■ Task to complete
From the entries below, copy every line holding the word "text".

____________

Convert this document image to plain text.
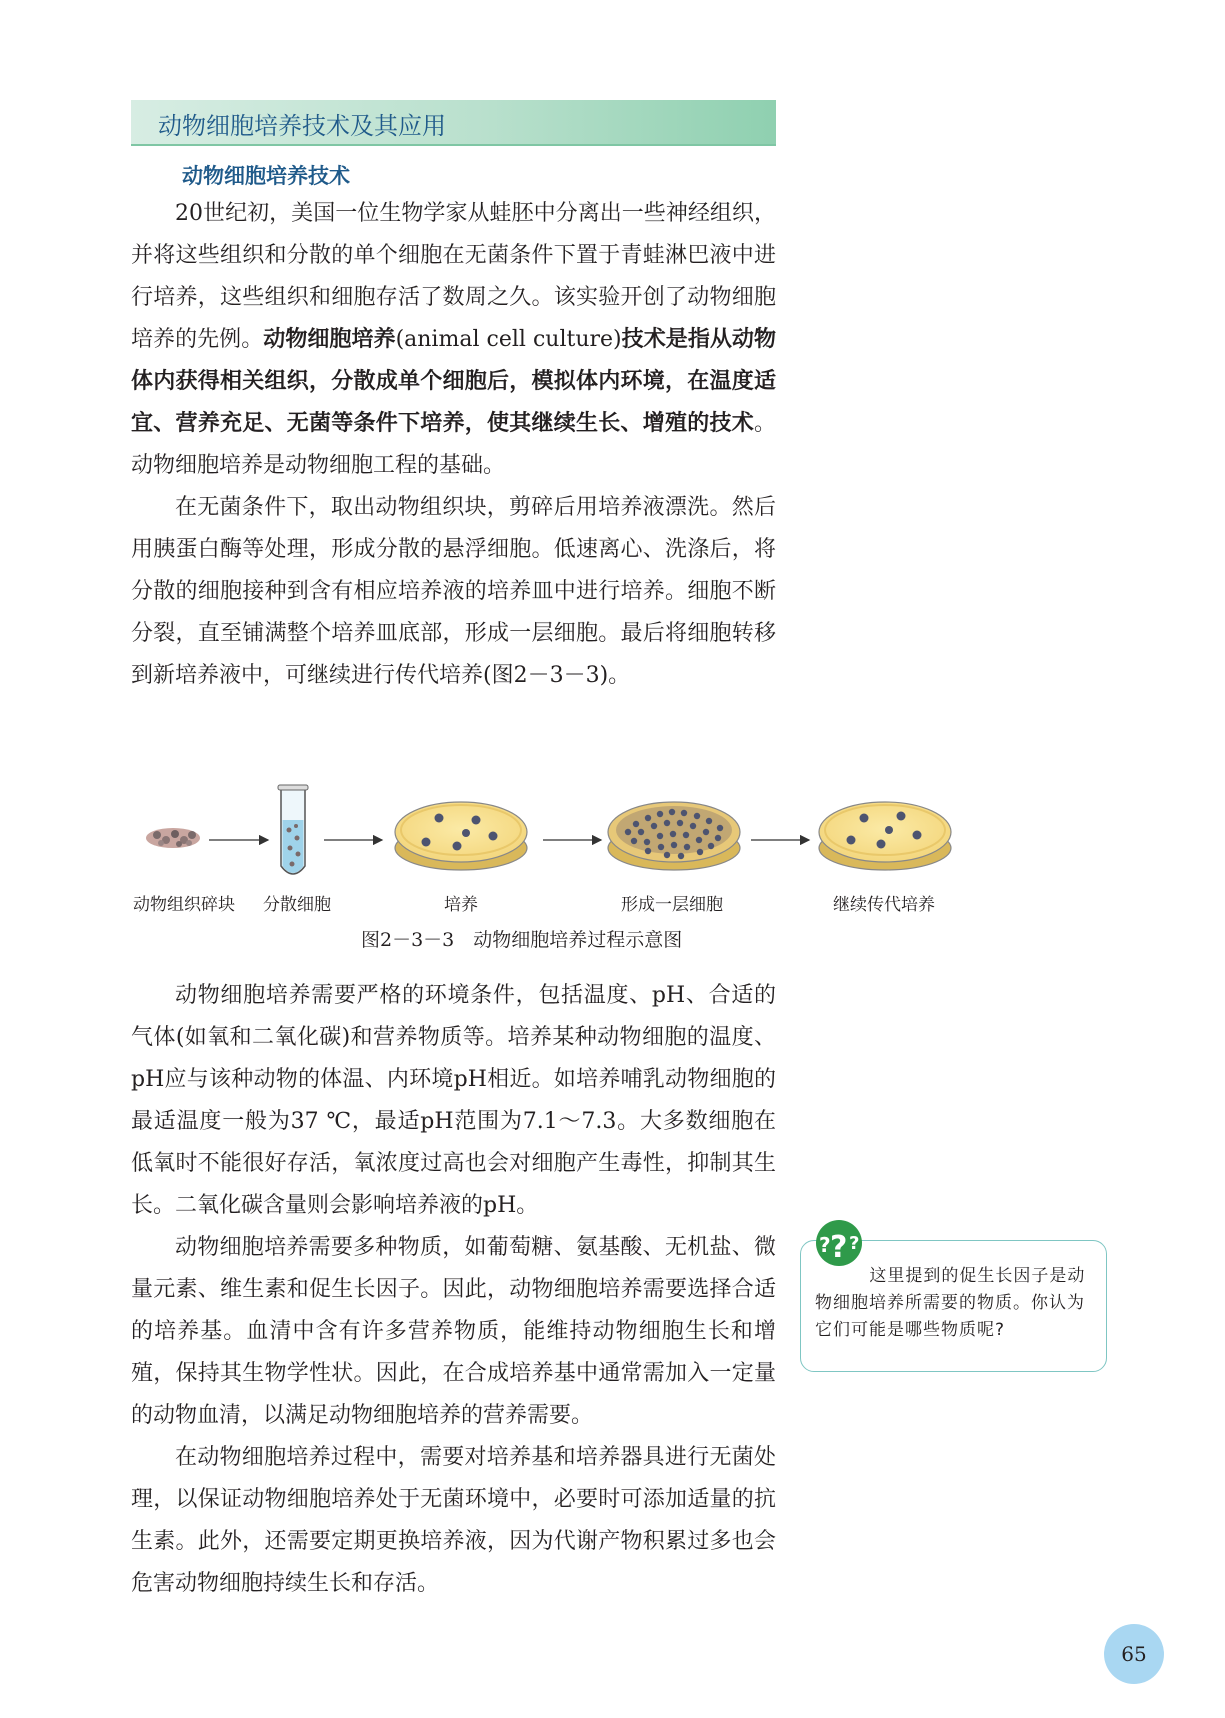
动物细胞培养技术及其应用
动物细胞培养技术

20世纪初，美国一位生物学家从蛙胚中分离出一些神经组织，并将这些组织和分散的单个细胞在无菌条件下置于青蛙淋巴液中进行培养，这些组织和细胞存活了数周之久。该实验开创了动物细胞培养的先例。动物细胞培养(animal cell culture)技术是指从动物体内获得相关组织，分散成单个细胞后，模拟体内环境，在温度适宜、营养充足、无菌等条件下培养，使其继续生长、增殖的技术。动物细胞培养是动物细胞工程的基础。

在无菌条件下，取出动物组织块，剪碎后用培养液漂洗。然后用胰蛋白酶等处理，形成分散的悬浮细胞。低速离心、洗涤后，将分散的细胞接种到含有相应培养液的培养皿中进行培养。细胞不断分裂，直至铺满整个培养皿底部，形成一层细胞。最后将细胞转移到新培养液中，可继续进行传代培养(图2－3－3)。

动物组织碎块 分散细胞	培养	形成一层细胞	继续传代培养
图2－3－3　动物细胞培养过程示意图

动物细胞培养需要严格的环境条件，包括温度、pH、合适的气体(如氧和二氧化碳)和营养物质等。培养某种动物细胞的温度、pH应与该种动物的体温、内环境pH相近。如培养哺乳动物细胞的最适温度一般为37 ℃，最适pH范围为7.1～7.3。大多数细胞在低氧时不能很好存活，氧浓度过高也会对细胞产生毒性，抑制其生长。二氧化碳含量则会影响培养液的pH。

动物细胞培养需要多种物质，如葡萄糖、氨基酸、无机盐、微量元素、维生素和促生长因子。因此，动物细胞培养需要选择合适的培养基。血清中含有许多营养物质，能维持动物细胞生长和增殖，保持其生物学性状。因此，在合成培养基中通常需加入一定量的动物血清，以满足动物细胞培养的营养需要。

在动物细胞培养过程中，需要对培养基和培养器具进行无菌处理，以保证动物细胞培养处于无菌环境中，必要时可添加适量的抗生素。此外，还需要定期更换培养液，因为代谢产物积累过多也会危害动物细胞持续生长和存活。

? ? ?
这里提到的促生长因子是动物细胞培养所需要的物质。你认为它们可能是哪些物质呢?
65
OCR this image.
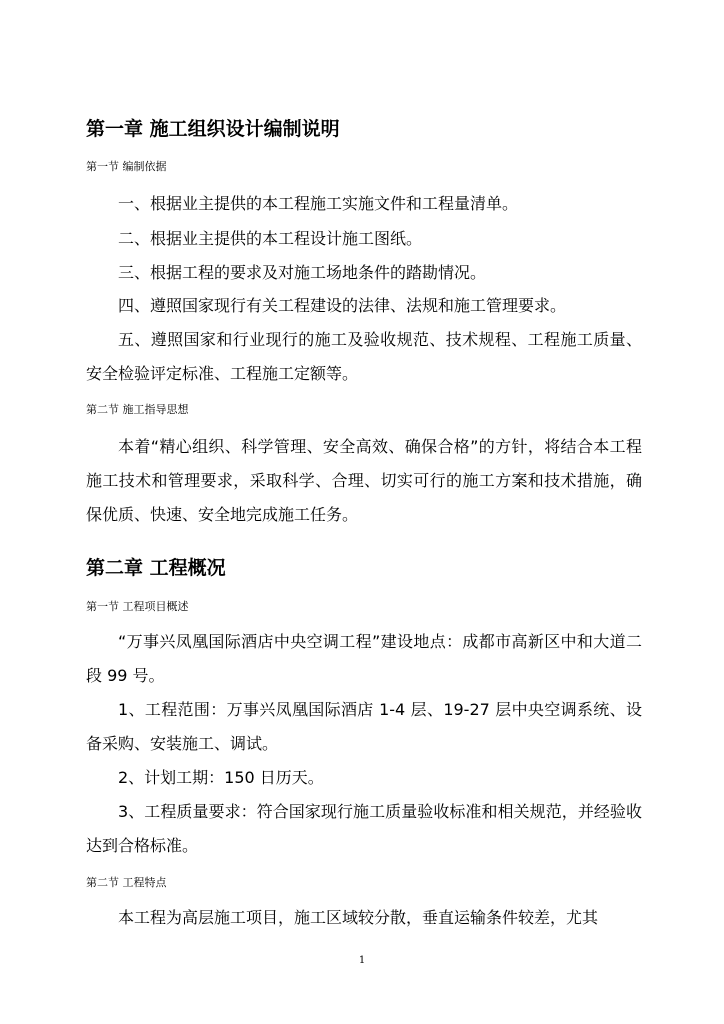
第一章 施工组织设计编制说明
第一节 编制依据

一、根据业主提供的本工程施工实施文件和工程量清单。

二、根据业主提供的本工程设计施工图纸。

三、根据工程的要求及对施工场地条件的踏勘情况。

四、遵照国家现行有关工程建设的法律、法规和施工管理要求。

五、遵照国家和行业现行的施工及验收规范、技术规程、工程施工质量、安全检验评定标准、工程施工定额等。

第二节 施工指导思想

本着“精心组织、科学管理、安全高效、确保合格”的方针，将结合本工程施工技术和管理要求，采取科学、合理、切实可行的施工方案和技术措施，确保优质、快速、安全地完成施工任务。

第二章 工程概况
第一节 工程项目概述

“万事兴凤凰国际酒店中央空调工程”建设地点：成都市高新区中和大道二段 99 号。

1、工程范围：万事兴凤凰国际酒店 1-4 层、19-27 层中央空调系统、设备采购、安装施工、调试。

2、计划工期：150 日历天。

3、工程质量要求：符合国家现行施工质量验收标准和相关规范，并经验收达到合格标准。

第二节 工程特点

本工程为高层施工项目，施工区域较分散，垂直运输条件较差，尤其

1
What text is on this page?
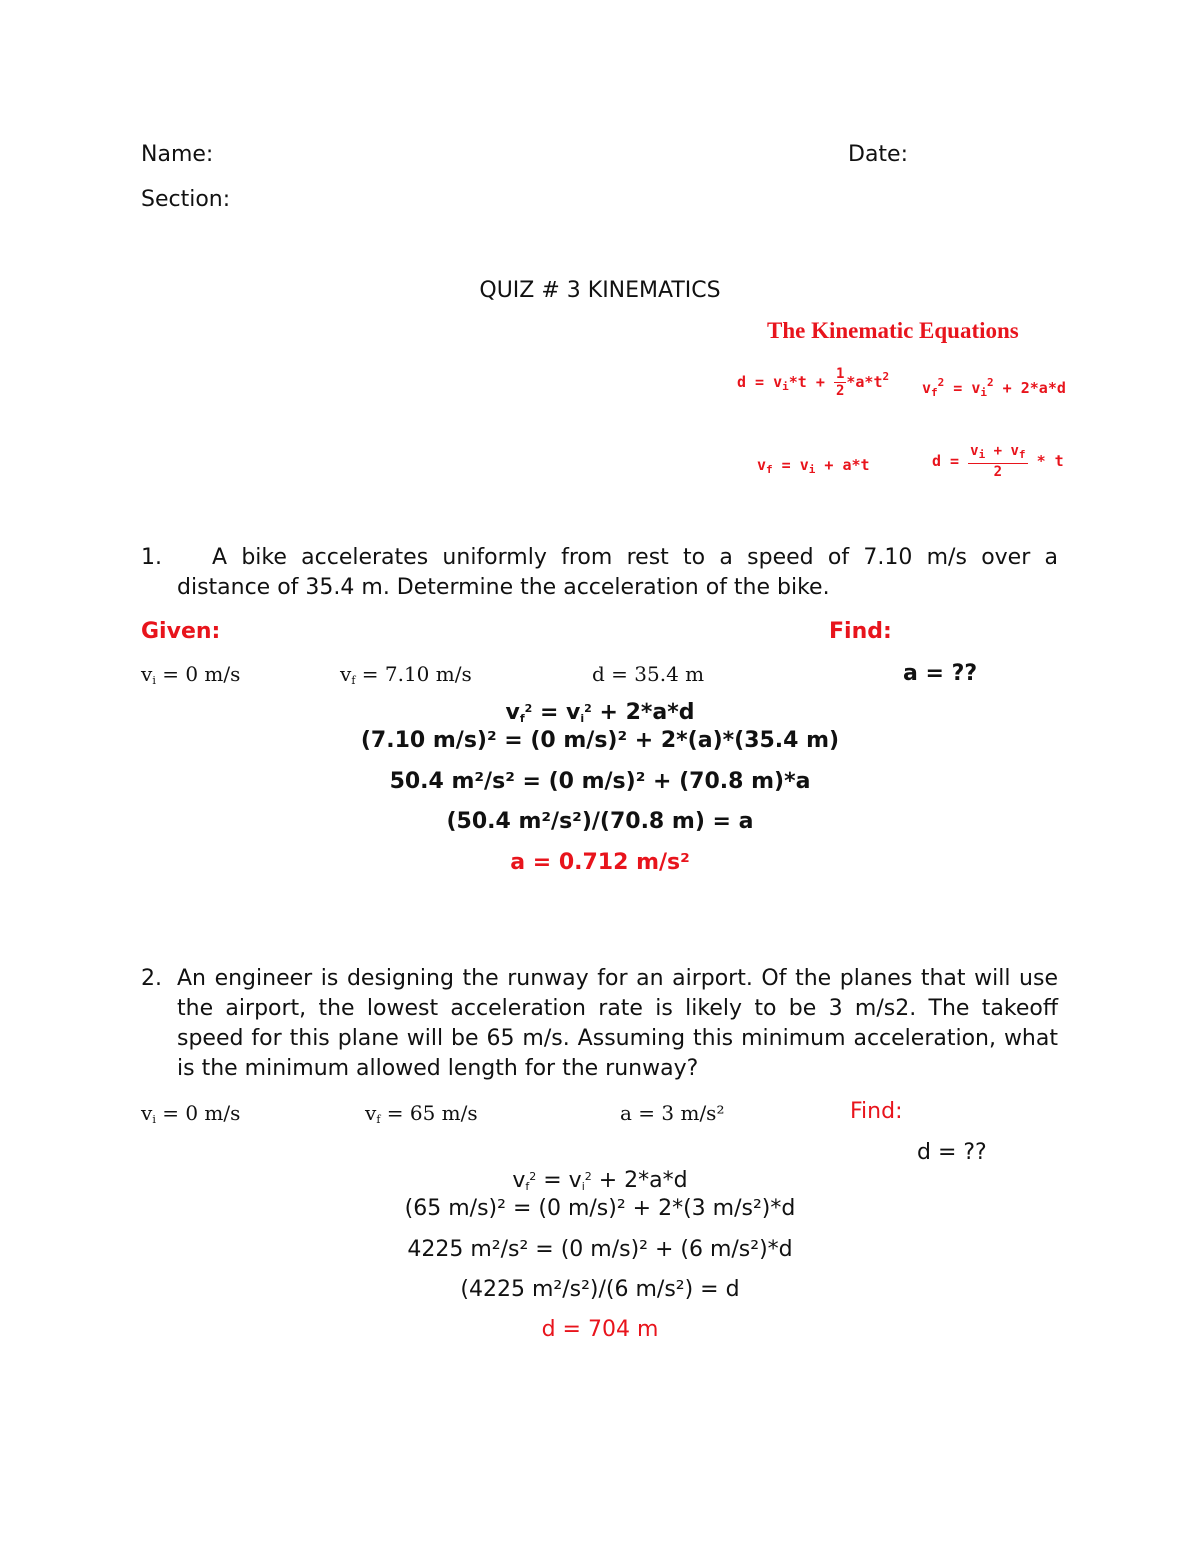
Name:	Date:
Section:
QUIZ # 3 KINEMATICS
The Kinematic Equations
$d = v_i*t + \frac{1}{2} *a*t^2$
$v_f^2 = v_i^2 + 2*a*d$
$v_f = v_i + a*t$	$d = \frac{v_i + v_f}{2} * t$
1.	A bike accelerates uniformly from rest to a speed of 7.10 m/s over a distance of 35.4 m. Determine the acceleration of the bike.
Given:	Find:
vi = 0 m/s	vf = 7.10 m/s	d = 35.4 m	a = ??
$vf^2 = vi^2 + 2*a*d$
(7.10 m/s)² = (0 m/s)² + 2*(a)*(35.4 m)
50.4 m²/s² = (0 m/s)² + (70.8 m)*a
(50.4 m²/s²)/(70.8 m) = a
a = 0.712 m/s²
2. An engineer is designing the runway for an airport. Of the planes that will use the airport, the lowest acceleration rate is likely to be 3 m/s2. The takeoff speed for this plane will be 65 m/s. Assuming this minimum acceleration, what is the minimum allowed length for the runway?
vi = 0 m/s	vf = 65 m/s	a = 3 m/s²	Find:
d = ??
$vf^2 = vi^2 + 2*a*d$
(65 m/s)² = (0 m/s)² + 2*(3 m/s²)*d
4225 m²/s² = (0 m/s)² + (6 m/s²)*d
(4225 m²/s²)/(6 m/s²) = d
d = 704 m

____________

■ Answer to this task
Convert this document image to plain text.
What text is on this page?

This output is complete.